## GIVEN PROBLEM
Your job is to restate each entry word for word.
::::
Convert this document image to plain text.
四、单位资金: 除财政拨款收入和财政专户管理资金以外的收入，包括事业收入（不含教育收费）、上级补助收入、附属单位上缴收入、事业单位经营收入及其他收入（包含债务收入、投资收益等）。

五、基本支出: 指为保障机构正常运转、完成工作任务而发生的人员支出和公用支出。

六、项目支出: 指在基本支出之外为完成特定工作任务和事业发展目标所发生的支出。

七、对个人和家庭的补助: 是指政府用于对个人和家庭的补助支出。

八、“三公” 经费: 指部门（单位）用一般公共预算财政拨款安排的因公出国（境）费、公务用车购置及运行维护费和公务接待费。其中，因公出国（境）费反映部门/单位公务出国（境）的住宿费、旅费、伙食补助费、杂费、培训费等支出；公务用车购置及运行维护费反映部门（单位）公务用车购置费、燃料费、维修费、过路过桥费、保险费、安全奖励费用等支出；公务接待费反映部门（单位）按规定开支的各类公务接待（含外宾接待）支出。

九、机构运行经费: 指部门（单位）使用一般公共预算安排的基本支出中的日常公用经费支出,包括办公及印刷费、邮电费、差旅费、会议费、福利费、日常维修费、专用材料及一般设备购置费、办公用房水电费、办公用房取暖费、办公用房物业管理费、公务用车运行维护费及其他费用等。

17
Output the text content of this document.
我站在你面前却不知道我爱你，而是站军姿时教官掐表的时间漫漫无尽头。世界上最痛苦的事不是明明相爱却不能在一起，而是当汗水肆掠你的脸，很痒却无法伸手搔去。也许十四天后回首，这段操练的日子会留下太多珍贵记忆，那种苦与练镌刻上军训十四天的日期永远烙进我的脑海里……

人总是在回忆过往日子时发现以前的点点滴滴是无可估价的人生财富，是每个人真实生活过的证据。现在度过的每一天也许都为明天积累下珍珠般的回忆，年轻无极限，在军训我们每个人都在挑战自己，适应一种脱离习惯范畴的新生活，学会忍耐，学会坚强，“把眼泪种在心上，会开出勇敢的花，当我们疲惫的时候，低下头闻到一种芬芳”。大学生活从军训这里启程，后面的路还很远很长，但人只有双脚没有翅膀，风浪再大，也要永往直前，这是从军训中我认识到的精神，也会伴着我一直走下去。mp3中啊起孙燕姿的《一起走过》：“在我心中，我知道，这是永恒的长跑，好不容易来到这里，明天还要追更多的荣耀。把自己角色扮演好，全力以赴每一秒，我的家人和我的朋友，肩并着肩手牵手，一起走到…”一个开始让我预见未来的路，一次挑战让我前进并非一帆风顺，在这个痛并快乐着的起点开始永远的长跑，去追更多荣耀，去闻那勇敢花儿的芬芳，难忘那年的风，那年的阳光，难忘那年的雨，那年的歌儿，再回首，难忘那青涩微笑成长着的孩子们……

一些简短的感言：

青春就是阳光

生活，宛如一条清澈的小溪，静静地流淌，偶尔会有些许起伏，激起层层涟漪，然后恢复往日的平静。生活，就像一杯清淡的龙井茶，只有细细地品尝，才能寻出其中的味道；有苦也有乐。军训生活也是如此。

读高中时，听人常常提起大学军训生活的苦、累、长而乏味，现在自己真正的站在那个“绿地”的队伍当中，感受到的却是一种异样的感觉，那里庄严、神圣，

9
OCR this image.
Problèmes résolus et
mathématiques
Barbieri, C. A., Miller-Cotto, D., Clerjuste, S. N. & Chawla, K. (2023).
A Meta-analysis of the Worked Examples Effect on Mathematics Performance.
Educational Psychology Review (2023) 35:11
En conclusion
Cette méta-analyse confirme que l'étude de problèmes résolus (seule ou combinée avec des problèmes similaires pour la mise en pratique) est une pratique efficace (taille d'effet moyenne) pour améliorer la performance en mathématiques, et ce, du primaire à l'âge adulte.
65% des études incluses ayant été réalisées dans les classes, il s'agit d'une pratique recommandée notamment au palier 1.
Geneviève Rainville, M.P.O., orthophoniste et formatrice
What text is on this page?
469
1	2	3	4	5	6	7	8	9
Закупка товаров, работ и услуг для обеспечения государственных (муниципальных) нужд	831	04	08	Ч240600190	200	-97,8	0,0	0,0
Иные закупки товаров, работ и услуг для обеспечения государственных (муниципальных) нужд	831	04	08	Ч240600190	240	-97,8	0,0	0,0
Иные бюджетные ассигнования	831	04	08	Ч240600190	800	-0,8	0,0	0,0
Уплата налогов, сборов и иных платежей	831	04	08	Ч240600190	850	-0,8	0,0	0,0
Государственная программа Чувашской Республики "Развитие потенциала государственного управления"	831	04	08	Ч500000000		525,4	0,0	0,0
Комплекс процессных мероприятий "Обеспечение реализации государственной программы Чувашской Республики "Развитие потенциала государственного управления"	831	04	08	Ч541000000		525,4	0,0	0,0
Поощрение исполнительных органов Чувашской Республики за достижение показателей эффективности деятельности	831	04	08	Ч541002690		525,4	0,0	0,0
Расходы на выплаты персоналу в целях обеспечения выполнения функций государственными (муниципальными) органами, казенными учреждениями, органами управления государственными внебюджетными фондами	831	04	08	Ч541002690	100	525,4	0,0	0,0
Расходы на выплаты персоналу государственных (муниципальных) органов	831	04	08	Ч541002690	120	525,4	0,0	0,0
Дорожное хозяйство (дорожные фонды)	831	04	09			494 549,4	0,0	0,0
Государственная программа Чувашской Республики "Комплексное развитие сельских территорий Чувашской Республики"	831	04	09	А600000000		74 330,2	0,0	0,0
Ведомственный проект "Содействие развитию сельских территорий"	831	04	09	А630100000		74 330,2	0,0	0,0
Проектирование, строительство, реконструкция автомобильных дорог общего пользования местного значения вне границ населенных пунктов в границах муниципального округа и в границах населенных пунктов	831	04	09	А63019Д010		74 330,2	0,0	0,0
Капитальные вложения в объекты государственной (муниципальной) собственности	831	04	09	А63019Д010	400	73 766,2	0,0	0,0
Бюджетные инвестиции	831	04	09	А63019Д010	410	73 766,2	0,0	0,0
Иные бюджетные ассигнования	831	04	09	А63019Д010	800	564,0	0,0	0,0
::::
## FULL OUTPUT
Convert this document image to plain text.
四、单位资金: 除财政拨款收入和财政专户管理资金以外的收入，包括事业收入（不含教育收费）、上级补助收入、附属单位上缴收入、事业单位经营收入及其他收入（包含债务收入、投资收益等）。

五、基本支出: 指为保障机构正常运转、完成工作任务而发生的人员支出和公用支出。

六、项目支出: 指在基本支出之外为完成特定工作任务和事业发展目标所发生的支出。

七、对个人和家庭的补助: 是指政府用于对个人和家庭的补助支出。

八、“三公” 经费: 指部门（单位）用一般公共预算财政拨款安排的因公出国（境）费、公务用车购置及运行维护费和公务接待费。其中，因公出国（境）费反映部门/单位公务出国（境）的住宿费、旅费、伙食补助费、杂费、培训费等支出；公务用车购置及运行维护费反映部门（单位）公务用车购置费、燃料费、维修费、过路过桥费、保险费、安全奖励费用等支出；公务接待费反映部门（单位）按规定开支的各类公务接待（含外宾接待）支出。

九、机构运行经费: 指部门（单位）使用一般公共预算安排的基本支出中的日常公用经费支出,包括办公及印刷费、邮电费、差旅费、会议费、福利费、日常维修费、专用材料及一般设备购置费、办公用房水电费、办公用房取暖费、办公用房物业管理费、公务用车运行维护费及其他费用等。

17
Output the text content of this document.
我站在你面前却不知道我爱你，而是站军姿时教官掐表的时间漫漫无尽头。世界上最痛苦的事不是明明相爱却不能在一起，而是当汗水肆掠你的脸，很痒却无法伸手搔去。也许十四天后回首，这段操练的日子会留下太多珍贵记忆，那种苦与练镌刻上军训十四天的日期永远烙进我的脑海里……

人总是在回忆过往日子时发现以前的点点滴滴是无可估价的人生财富，是每个人真实生活过的证据。现在度过的每一天也许都为明天积累下珍珠般的回忆，年轻无极限，在军训我们每个人都在挑战自己，适应一种脱离习惯范畴的新生活，学会忍耐，学会坚强，“把眼泪种在心上，会开出勇敢的花，当我们疲惫的时候，低下头闻到一种芬芳”。大学生活从军训这里启程，后面的路还很远很长，但人只有双脚没有翅膀，风浪再大，也要永往直前，这是从军训中我认识到的精神，也会伴着我一直走下去。mp3中啊起孙燕姿的《一起走过》：“在我心中，我知道，这是永恒的长跑，好不容易来到这里，明天还要追更多的荣耀。把自己角色扮演好，全力以赴每一秒，我的家人和我的朋友，肩并着肩手牵手，一起走到…”一个开始让我预见未来的路，一次挑战让我前进并非一帆风顺，在这个痛并快乐着的起点开始永远的长跑，去追更多荣耀，去闻那勇敢花儿的芬芳，难忘那年的风，那年的阳光，难忘那年的雨，那年的歌儿，再回首，难忘那青涩微笑成长着的孩子们……

一些简短的感言：

青春就是阳光

生活，宛如一条清澈的小溪，静静地流淌，偶尔会有些许起伏，激起层层涟漪，然后恢复往日的平静。生活，就像一杯清淡的龙井茶，只有细细地品尝，才能寻出其中的味道；有苦也有乐。军训生活也是如此。

读高中时，听人常常提起大学军训生活的苦、累、长而乏味，现在自己真正的站在那个“绿地”的队伍当中，感受到的却是一种异样的感觉，那里庄严、神圣，

9
OCR this image.
Problèmes résolus et
mathématiques
Barbieri, C. A., Miller-Cotto, D., Clerjuste, S. N. & Chawla, K. (2023).
A Meta-analysis of the Worked Examples Effect on Mathematics Performance.
Educational Psychology Review (2023) 35:11
En conclusion
Cette méta-analyse confirme que l'étude de problèmes résolus (seule ou combinée avec des problèmes similaires pour la mise en pratique) est une pratique efficace (taille d'effet moyenne) pour améliorer la performance en mathématiques, et ce, du primaire à l'âge adulte.
65% des études incluses ayant été réalisées dans les classes, il s'agit d'une pratique recommandée notamment au palier 1.
Geneviève Rainville, M.P.O., orthophoniste et formatrice
What text is on this page?
469
1	2	3	4	5	6	7	8	9
Закупка товаров, работ и услуг для обеспечения государственных (муниципальных) нужд	831	04	08	Ч240600190	200	-97,8	0,0	0,0
Иные закупки товаров, работ и услуг для обеспечения государственных (муниципальных) нужд	831	04	08	Ч240600190	240	-97,8	0,0	0,0
Иные бюджетные ассигнования	831	04	08	Ч240600190	800	-0,8	0,0	0,0
Уплата налогов, сборов и иных платежей	831	04	08	Ч240600190	850	-0,8	0,0	0,0
Государственная программа Чувашской Республики "Развитие потенциала государственного управления"	831	04	08	Ч500000000		525,4	0,0	0,0
Комплекс процессных мероприятий "Обеспечение реализации государственной программы Чувашской Республики "Развитие потенциала государственного управления"	831	04	08	Ч541000000		525,4	0,0	0,0
Поощрение исполнительных органов Чувашской Республики за достижение показателей эффективности деятельности	831	04	08	Ч541002690		525,4	0,0	0,0
Расходы на выплаты персоналу в целях обеспечения выполнения функций государственными (муниципальными) органами, казенными учреждениями, органами управления государственными внебюджетными фондами	831	04	08	Ч541002690	100	525,4	0,0	0,0
Расходы на выплаты персоналу государственных (муниципальных) органов	831	04	08	Ч541002690	120	525,4	0,0	0,0
Дорожное хозяйство (дорожные фонды)	831	04	09			494 549,4	0,0	0,0
Государственная программа Чувашской Республики "Комплексное развитие сельских территорий Чувашской Республики"	831	04	09	А600000000		74 330,2	0,0	0,0
Ведомственный проект "Содействие развитию сельских территорий"	831	04	09	А630100000		74 330,2	0,0	0,0
Проектирование, строительство, реконструкция автомобильных дорог общего пользования местного значения вне границ населенных пунктов в границах муниципального округа и в границах населенных пунктов	831	04	09	А63019Д010		74 330,2	0,0	0,0
Капитальные вложения в объекты государственной (муниципальной) собственности	831	04	09	А63019Д010	400	73 766,2	0,0	0,0
Бюджетные инвестиции	831	04	09	А63019Д010	410	73 766,2	0,0	0,0
Иные бюджетные ассигнования	831	04	09	А63019Д010	800	564,0	0,0	0,0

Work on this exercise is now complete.